Start of LISTED ENTRIES

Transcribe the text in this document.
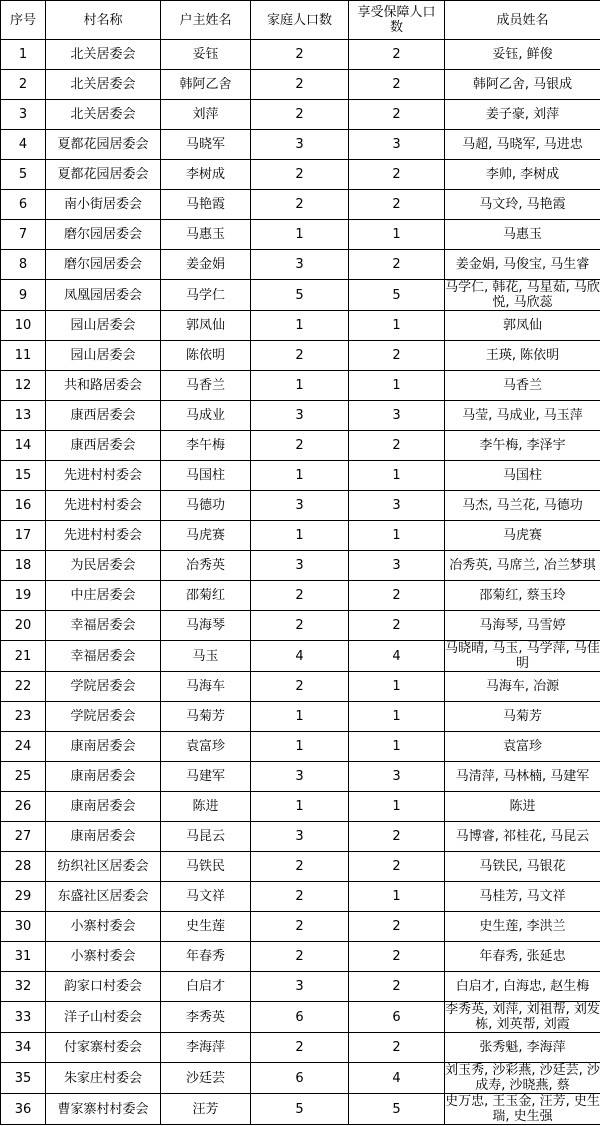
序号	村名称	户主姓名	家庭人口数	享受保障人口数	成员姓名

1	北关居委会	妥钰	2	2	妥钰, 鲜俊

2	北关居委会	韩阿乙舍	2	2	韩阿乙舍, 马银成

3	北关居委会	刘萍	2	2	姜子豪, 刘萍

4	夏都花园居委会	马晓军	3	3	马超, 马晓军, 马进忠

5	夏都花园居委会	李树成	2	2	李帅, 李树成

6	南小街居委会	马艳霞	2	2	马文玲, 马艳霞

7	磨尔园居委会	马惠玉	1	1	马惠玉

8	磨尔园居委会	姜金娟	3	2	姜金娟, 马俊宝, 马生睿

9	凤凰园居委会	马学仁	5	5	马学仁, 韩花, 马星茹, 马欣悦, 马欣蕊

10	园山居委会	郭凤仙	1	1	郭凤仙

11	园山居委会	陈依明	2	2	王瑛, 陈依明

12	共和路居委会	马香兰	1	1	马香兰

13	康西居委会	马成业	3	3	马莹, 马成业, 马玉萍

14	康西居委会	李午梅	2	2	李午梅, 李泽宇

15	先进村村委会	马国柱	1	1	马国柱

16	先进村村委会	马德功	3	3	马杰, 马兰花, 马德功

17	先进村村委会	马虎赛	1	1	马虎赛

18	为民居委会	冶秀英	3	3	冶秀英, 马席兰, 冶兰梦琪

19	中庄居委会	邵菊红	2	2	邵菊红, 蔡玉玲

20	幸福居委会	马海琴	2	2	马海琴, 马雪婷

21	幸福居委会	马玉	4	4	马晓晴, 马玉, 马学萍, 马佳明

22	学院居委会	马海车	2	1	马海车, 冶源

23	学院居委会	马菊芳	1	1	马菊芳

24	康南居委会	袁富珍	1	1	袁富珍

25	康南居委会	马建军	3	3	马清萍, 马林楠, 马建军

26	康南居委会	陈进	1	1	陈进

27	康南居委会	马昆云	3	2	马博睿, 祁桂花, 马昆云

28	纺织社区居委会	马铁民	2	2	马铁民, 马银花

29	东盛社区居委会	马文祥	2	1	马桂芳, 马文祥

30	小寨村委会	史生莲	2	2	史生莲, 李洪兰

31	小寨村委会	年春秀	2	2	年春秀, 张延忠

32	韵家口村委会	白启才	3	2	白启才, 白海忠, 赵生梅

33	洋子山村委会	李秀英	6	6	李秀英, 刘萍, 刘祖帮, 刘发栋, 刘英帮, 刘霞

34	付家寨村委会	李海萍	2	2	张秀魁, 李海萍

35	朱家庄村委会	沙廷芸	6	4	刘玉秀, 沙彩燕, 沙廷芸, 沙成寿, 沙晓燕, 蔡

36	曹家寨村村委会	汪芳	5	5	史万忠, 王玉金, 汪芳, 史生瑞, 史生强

End of LISTED ENTRIES

■ STATED GOAL ■
Count the lines of the data that contain the string "康西居委会", and reply with that number alone.

■ WRITTEN REPLY ■
2